WRITTEN TASK ▸ Can you transcribe, unchanged, the part of the data that opens with the line containing "- point: [1001, 87, 1019, 105]" and closes with the line containing "- y-tick-label: 5800: [8, 142, 47, 161]", both ends included?

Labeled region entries
=====

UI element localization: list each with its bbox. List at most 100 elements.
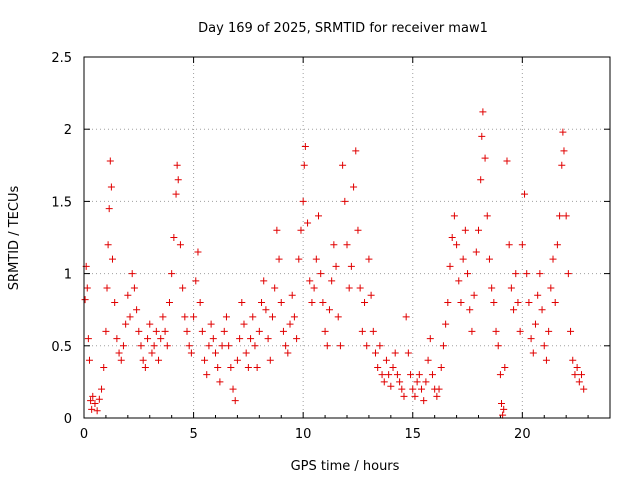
data-point xyxy=(387,382,395,390)
data-point xyxy=(409,385,417,393)
data-point xyxy=(569,356,577,364)
data-point xyxy=(323,342,331,350)
data-point xyxy=(343,241,351,249)
data-point xyxy=(564,270,572,278)
data-point xyxy=(87,397,95,405)
data-point xyxy=(411,392,419,400)
data-point xyxy=(571,371,579,379)
data-point xyxy=(173,161,181,169)
data-point xyxy=(157,335,165,343)
data-point xyxy=(262,306,270,314)
data-point xyxy=(247,335,255,343)
data-point xyxy=(413,378,421,386)
data-point xyxy=(260,277,268,285)
data-point xyxy=(275,255,283,263)
data-point xyxy=(380,378,388,386)
y-tick-label: 0.5 xyxy=(51,340,72,355)
data-point xyxy=(510,306,518,314)
data-point xyxy=(534,291,542,299)
data-point xyxy=(501,363,509,371)
data-point xyxy=(358,327,366,335)
data-point xyxy=(102,327,110,335)
data-point xyxy=(222,313,230,321)
y-tick-label: 0 xyxy=(64,412,72,427)
data-point xyxy=(190,313,198,321)
data-point xyxy=(472,248,480,256)
data-point xyxy=(485,255,493,263)
data-point xyxy=(540,342,548,350)
data-point xyxy=(286,320,294,328)
data-point xyxy=(459,255,467,263)
data-point xyxy=(580,385,588,393)
data-point xyxy=(104,241,112,249)
data-point xyxy=(328,277,336,285)
data-point xyxy=(448,234,456,241)
data-point xyxy=(354,226,362,234)
y-tick-label: 2 xyxy=(64,123,72,138)
data-point xyxy=(418,385,426,393)
x-axis-label: GPS time / hours xyxy=(291,459,400,474)
data-point xyxy=(361,298,369,306)
data-point xyxy=(503,157,511,165)
y-tick-label: 1.5 xyxy=(51,195,72,210)
data-point xyxy=(455,277,463,285)
data-point xyxy=(336,342,344,350)
data-point xyxy=(91,400,99,408)
data-point xyxy=(371,349,379,357)
data-point xyxy=(194,248,202,256)
data-point xyxy=(464,270,472,278)
data-point xyxy=(165,298,173,306)
data-point xyxy=(107,183,115,191)
data-point xyxy=(317,270,325,278)
data-point xyxy=(310,284,318,292)
data-point xyxy=(89,392,97,400)
data-point xyxy=(144,335,152,343)
data-point xyxy=(108,255,116,263)
data-point xyxy=(382,356,390,364)
data-point xyxy=(300,161,308,169)
data-point xyxy=(139,356,147,364)
plot-frame xyxy=(83,56,611,419)
data-point xyxy=(479,108,487,116)
data-point xyxy=(207,320,215,328)
data-point xyxy=(428,371,436,379)
data-point xyxy=(297,226,305,234)
data-point xyxy=(468,327,476,335)
data-point xyxy=(478,132,486,140)
data-point xyxy=(282,342,290,350)
data-point xyxy=(488,284,496,292)
data-point xyxy=(148,349,156,357)
data-point xyxy=(229,385,237,393)
data-point xyxy=(356,284,364,292)
data-point xyxy=(277,298,285,306)
data-point xyxy=(183,327,191,335)
data-point xyxy=(407,371,415,379)
data-point xyxy=(124,291,132,299)
data-point xyxy=(155,356,163,364)
data-point xyxy=(457,298,465,306)
data-point xyxy=(279,327,287,335)
data-point xyxy=(146,320,154,328)
data-point xyxy=(268,313,276,321)
chart-title: Day 169 of 2025, SRMTID for receiver maw… xyxy=(198,21,488,36)
data-point xyxy=(85,356,93,364)
data-point xyxy=(466,306,474,314)
data-point xyxy=(500,405,508,413)
data-point xyxy=(553,241,561,249)
data-point xyxy=(249,313,257,321)
data-point xyxy=(341,197,349,205)
data-point xyxy=(103,284,111,292)
data-point xyxy=(225,342,233,350)
data-point xyxy=(422,378,430,386)
data-point xyxy=(525,298,533,306)
data-point xyxy=(244,363,252,371)
data-point xyxy=(426,335,434,343)
data-point xyxy=(301,143,309,151)
data-point xyxy=(174,176,182,184)
data-point xyxy=(507,284,515,292)
x-tick-label: 10 xyxy=(295,427,312,442)
data-point xyxy=(205,342,213,350)
data-point xyxy=(521,190,529,198)
data-point xyxy=(470,291,478,299)
data-point xyxy=(181,313,189,321)
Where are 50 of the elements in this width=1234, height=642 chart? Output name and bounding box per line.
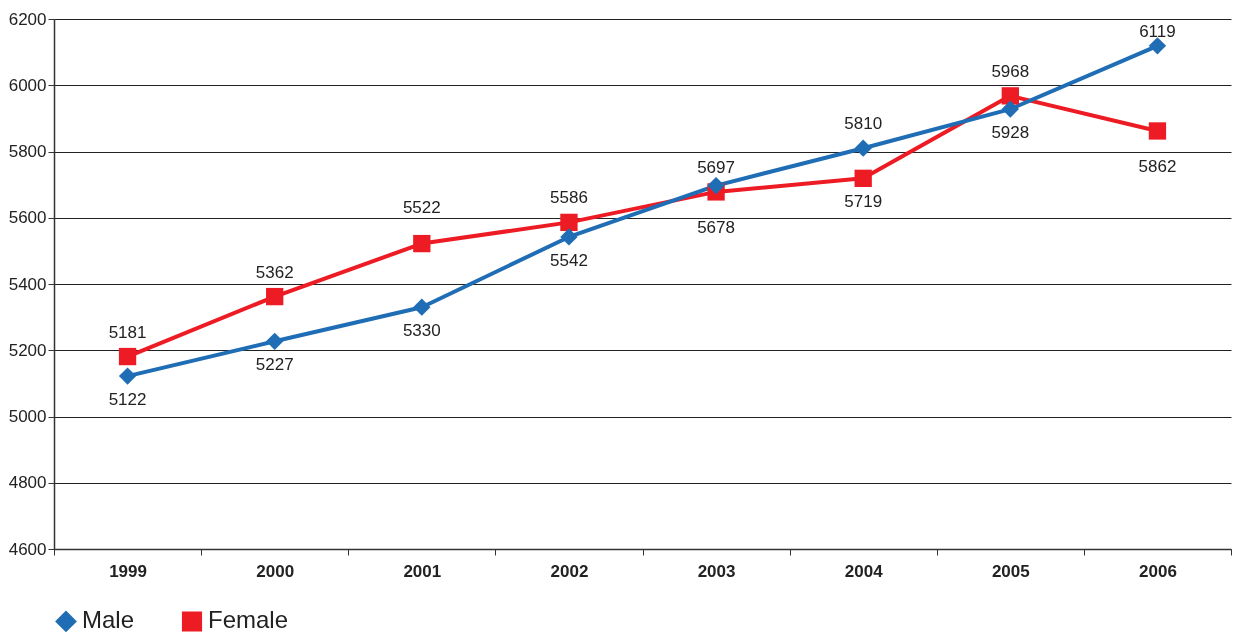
- point: [1001, 87, 1019, 105]
- point: [413, 234, 431, 253]
- legend-label: Female: [208, 606, 289, 634]
- legend-label: Male: [82, 606, 135, 634]
- y-tick-label: 6000: [8, 75, 47, 95]
- y-tick-label: 4600: [8, 539, 47, 559]
- y-tick-label: 6200: [8, 9, 47, 29]
- data-label: 5586: [550, 188, 588, 208]
- y-tick-label: 5800: [8, 142, 47, 161]
- data-label: 5862: [1138, 156, 1177, 176]
- y-tick-label: 5400: [8, 274, 47, 294]
- point: [1001, 100, 1019, 118]
- x-tick-label: 2001: [403, 561, 442, 581]
- y-tick-label: 5600: [8, 208, 47, 228]
- data-label: 5522: [402, 197, 441, 217]
- point: [118, 367, 137, 385]
- data-label: 5678: [697, 217, 735, 237]
- point: [413, 298, 431, 316]
- data-label: 5928: [991, 123, 1030, 143]
- data-label: 5810: [844, 114, 883, 134]
- point: [266, 332, 284, 350]
- point: [854, 169, 872, 187]
- data-label: 5697: [697, 157, 735, 177]
- x-tick-label: 2003: [697, 561, 736, 581]
- x-tick-label: 2005: [991, 561, 1030, 581]
- point: [118, 347, 137, 366]
- point: [1148, 122, 1167, 140]
- y-tick-label: 4800: [8, 473, 47, 493]
- point: [560, 213, 578, 232]
- x-tick-label: 2002: [550, 561, 589, 581]
- x-tick-label: 2004: [844, 561, 884, 581]
- data-label: 5227: [255, 355, 294, 375]
- x-tick-label: 2000: [256, 561, 295, 581]
- point: [1148, 37, 1167, 55]
- data-label: 5181: [108, 322, 147, 342]
- data-label: 5362: [255, 262, 294, 282]
- data-label: 5122: [108, 390, 147, 410]
- point: [560, 228, 578, 246]
- point: [854, 139, 872, 157]
- y-tick-label: 5000: [8, 407, 47, 426]
- point: [707, 176, 725, 195]
- data-label: 6119: [1139, 21, 1176, 41]
- point: [266, 287, 284, 306]
- data-label: 5542: [550, 250, 588, 270]
- data-label: 5719: [844, 192, 883, 212]
- x-tick-label: 2006: [1139, 561, 1177, 581]
- data-label: 5968: [991, 61, 1030, 81]
- x-tick-label: 1999: [109, 561, 147, 581]
- y-tick-label: 5200: [8, 340, 47, 360]
- data-label: 5330: [402, 321, 441, 341]
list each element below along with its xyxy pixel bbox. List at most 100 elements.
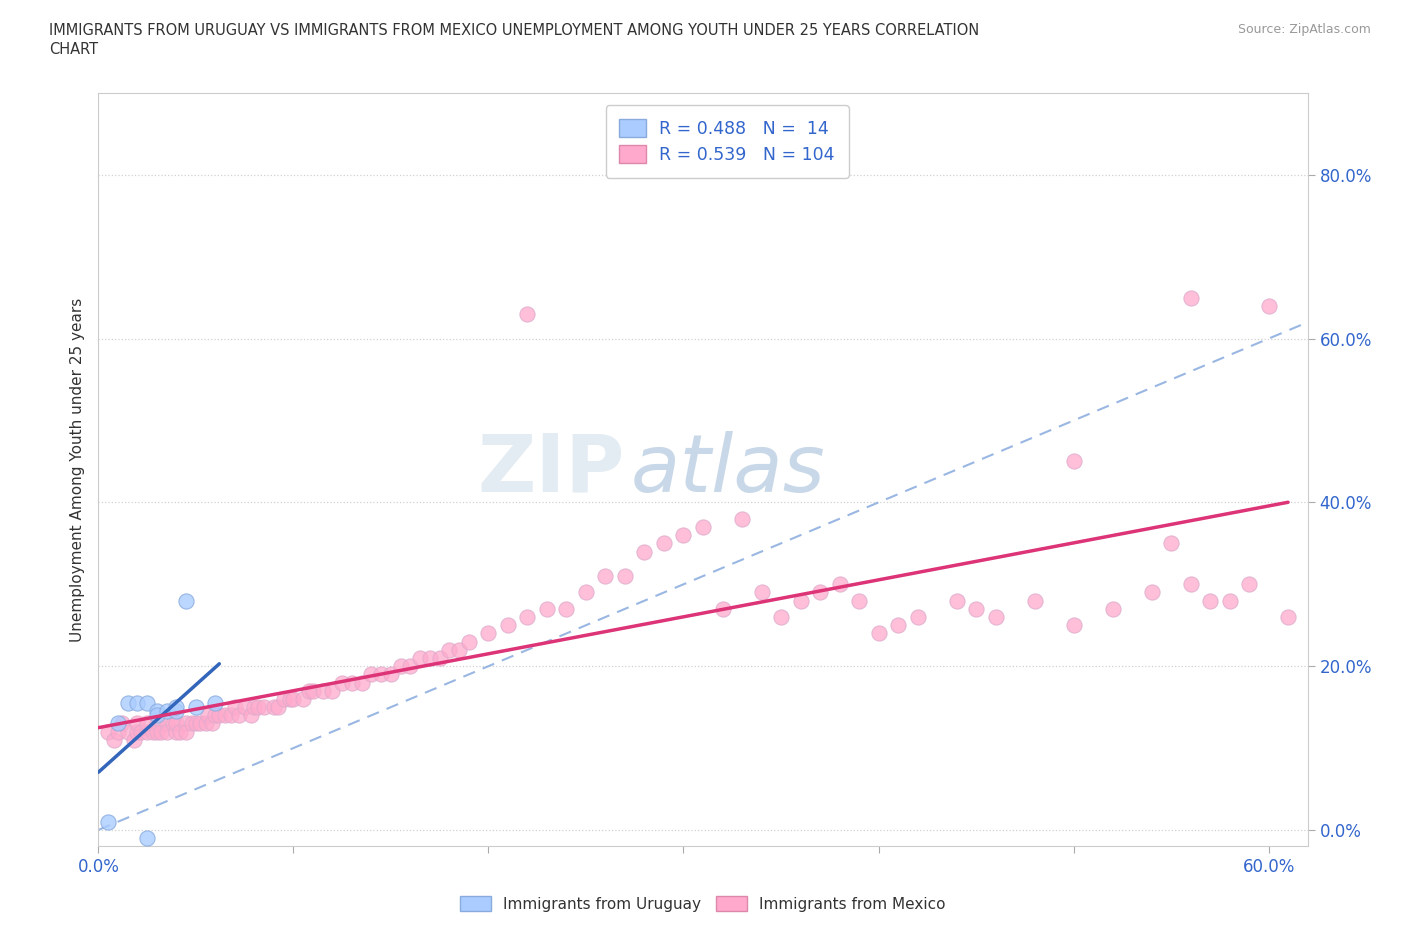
Point bbox=[945, 593, 967, 608]
Point bbox=[156, 724, 179, 739]
Point bbox=[204, 696, 226, 711]
Point bbox=[146, 716, 169, 731]
Text: atlas: atlas bbox=[630, 431, 825, 509]
Point bbox=[516, 307, 538, 322]
Point bbox=[399, 658, 422, 673]
Legend: Immigrants from Uruguay, Immigrants from Mexico: Immigrants from Uruguay, Immigrants from… bbox=[454, 889, 952, 918]
Point bbox=[769, 609, 792, 624]
Point bbox=[1024, 593, 1046, 608]
Point bbox=[247, 699, 270, 714]
Point bbox=[711, 602, 734, 617]
Point bbox=[184, 716, 207, 731]
Point bbox=[117, 724, 139, 739]
Point bbox=[350, 675, 373, 690]
Point bbox=[409, 651, 432, 666]
Point bbox=[233, 699, 256, 714]
Point bbox=[614, 568, 637, 583]
Point bbox=[194, 716, 217, 731]
Point bbox=[380, 667, 402, 682]
Point bbox=[263, 699, 285, 714]
Point bbox=[239, 708, 262, 723]
Point bbox=[439, 643, 461, 658]
Point bbox=[243, 699, 266, 714]
Point bbox=[156, 716, 179, 731]
Point bbox=[555, 602, 578, 617]
Point bbox=[330, 675, 353, 690]
Point bbox=[458, 634, 481, 649]
Point bbox=[360, 667, 382, 682]
Point bbox=[146, 724, 169, 739]
Point bbox=[789, 593, 811, 608]
Point bbox=[136, 724, 159, 739]
Point bbox=[429, 651, 451, 666]
Point bbox=[103, 733, 125, 748]
Point bbox=[165, 704, 187, 719]
Point bbox=[156, 704, 179, 719]
Point bbox=[692, 520, 714, 535]
Point bbox=[188, 716, 211, 731]
Point bbox=[808, 585, 831, 600]
Point bbox=[184, 699, 207, 714]
Point bbox=[162, 716, 184, 731]
Point bbox=[536, 602, 558, 617]
Point bbox=[965, 602, 987, 617]
Point bbox=[174, 716, 197, 731]
Point bbox=[136, 716, 159, 731]
Text: Source: ZipAtlas.com: Source: ZipAtlas.com bbox=[1237, 23, 1371, 36]
Point bbox=[107, 724, 129, 739]
Point bbox=[97, 815, 120, 830]
Point bbox=[224, 699, 246, 714]
Point bbox=[174, 593, 197, 608]
Point bbox=[1140, 585, 1163, 600]
Point bbox=[165, 699, 187, 714]
Point bbox=[828, 577, 851, 591]
Point bbox=[449, 643, 471, 658]
Point bbox=[292, 692, 315, 707]
Point bbox=[200, 716, 222, 731]
Point bbox=[197, 708, 219, 723]
Text: CHART: CHART bbox=[49, 42, 98, 57]
Point bbox=[298, 684, 321, 698]
Point bbox=[887, 618, 910, 632]
Text: ZIP: ZIP bbox=[477, 431, 624, 509]
Point bbox=[1199, 593, 1222, 608]
Point bbox=[419, 651, 441, 666]
Point bbox=[204, 708, 226, 723]
Point bbox=[149, 724, 172, 739]
Point bbox=[278, 692, 301, 707]
Point bbox=[1180, 577, 1202, 591]
Point bbox=[1160, 536, 1182, 551]
Legend: R = 0.488   N =  14, R = 0.539   N = 104: R = 0.488 N = 14, R = 0.539 N = 104 bbox=[606, 105, 849, 178]
Point bbox=[165, 716, 187, 731]
Point bbox=[633, 544, 655, 559]
Point bbox=[496, 618, 519, 632]
Point bbox=[1180, 290, 1202, 305]
Point bbox=[283, 692, 305, 707]
Point bbox=[208, 708, 231, 723]
Point bbox=[142, 724, 165, 739]
Point bbox=[214, 708, 236, 723]
Point bbox=[165, 724, 187, 739]
Point bbox=[731, 512, 754, 526]
Point bbox=[370, 667, 392, 682]
Point bbox=[672, 527, 695, 542]
Point bbox=[127, 724, 149, 739]
Point bbox=[984, 609, 1007, 624]
Point bbox=[595, 568, 617, 583]
Point bbox=[127, 716, 149, 731]
Point bbox=[273, 692, 295, 707]
Point bbox=[477, 626, 499, 641]
Point bbox=[575, 585, 598, 600]
Point bbox=[1063, 454, 1085, 469]
Point bbox=[1257, 299, 1279, 313]
Point bbox=[1063, 618, 1085, 632]
Point bbox=[107, 716, 129, 731]
Point bbox=[1277, 609, 1299, 624]
Point bbox=[907, 609, 929, 624]
Point bbox=[389, 658, 412, 673]
Point bbox=[1219, 593, 1241, 608]
Text: IMMIGRANTS FROM URUGUAY VS IMMIGRANTS FROM MEXICO UNEMPLOYMENT AMONG YOUTH UNDER: IMMIGRANTS FROM URUGUAY VS IMMIGRANTS FR… bbox=[49, 23, 980, 38]
Point bbox=[181, 716, 204, 731]
Point bbox=[1237, 577, 1260, 591]
Point bbox=[253, 699, 276, 714]
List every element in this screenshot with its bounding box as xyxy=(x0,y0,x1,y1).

=====

COMPLETE RESPONSE ▸
- point: [1001, 87, 1019, 105]
- point: [413, 234, 431, 253]
- legend-label: Female: [208, 606, 289, 634]
- legend-label: Male: [82, 606, 135, 634]
- y-tick-label: 6000: [8, 75, 47, 95]
- y-tick-label: 4600: [8, 539, 47, 559]
- y-tick-label: 6200: [8, 9, 47, 29]
- data-label: 5586: [550, 188, 588, 208]
- y-tick-label: 5800: [8, 142, 47, 161]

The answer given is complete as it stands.